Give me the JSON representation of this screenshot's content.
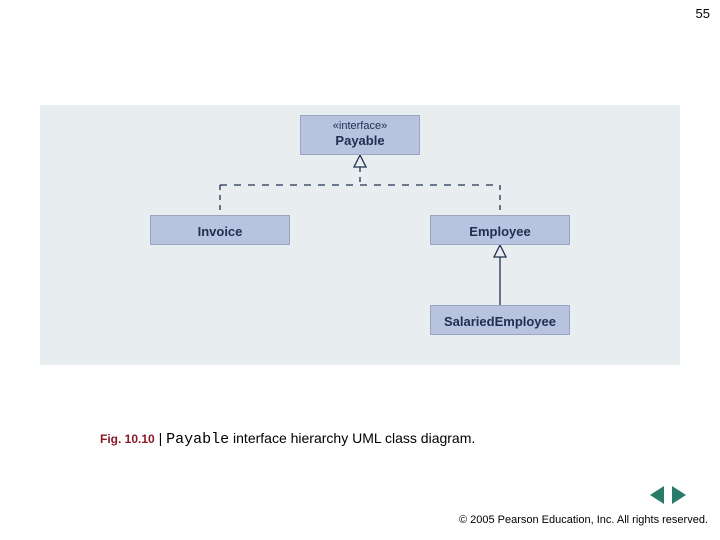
{
  "page_number": "55",
  "diagram": {
    "interface_stereotype": "«interface»",
    "payable": "Payable",
    "invoice": "Invoice",
    "employee": "Employee",
    "salaried": "SalariedEmployee"
  },
  "caption": {
    "fig_label": "Fig. 10.10",
    "sep": " | ",
    "code": "Payable",
    "rest": " interface hierarchy UML class diagram."
  },
  "copyright": "© 2005 Pearson Education, Inc.  All rights reserved."
}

Problem to solve: Repeat the data exactly, without the pictures.

Solution to the problem:
Give me the JSON representation of this screenshot's content.
{
  "page_number": "55",
  "diagram": {
    "interface_stereotype": "«interface»",
    "payable": "Payable",
    "invoice": "Invoice",
    "employee": "Employee",
    "salaried": "SalariedEmployee"
  },
  "caption": {
    "fig_label": "Fig. 10.10",
    "sep": " | ",
    "code": "Payable",
    "rest": " interface hierarchy UML class diagram."
  },
  "copyright": "© 2005 Pearson Education, Inc.  All rights reserved."
}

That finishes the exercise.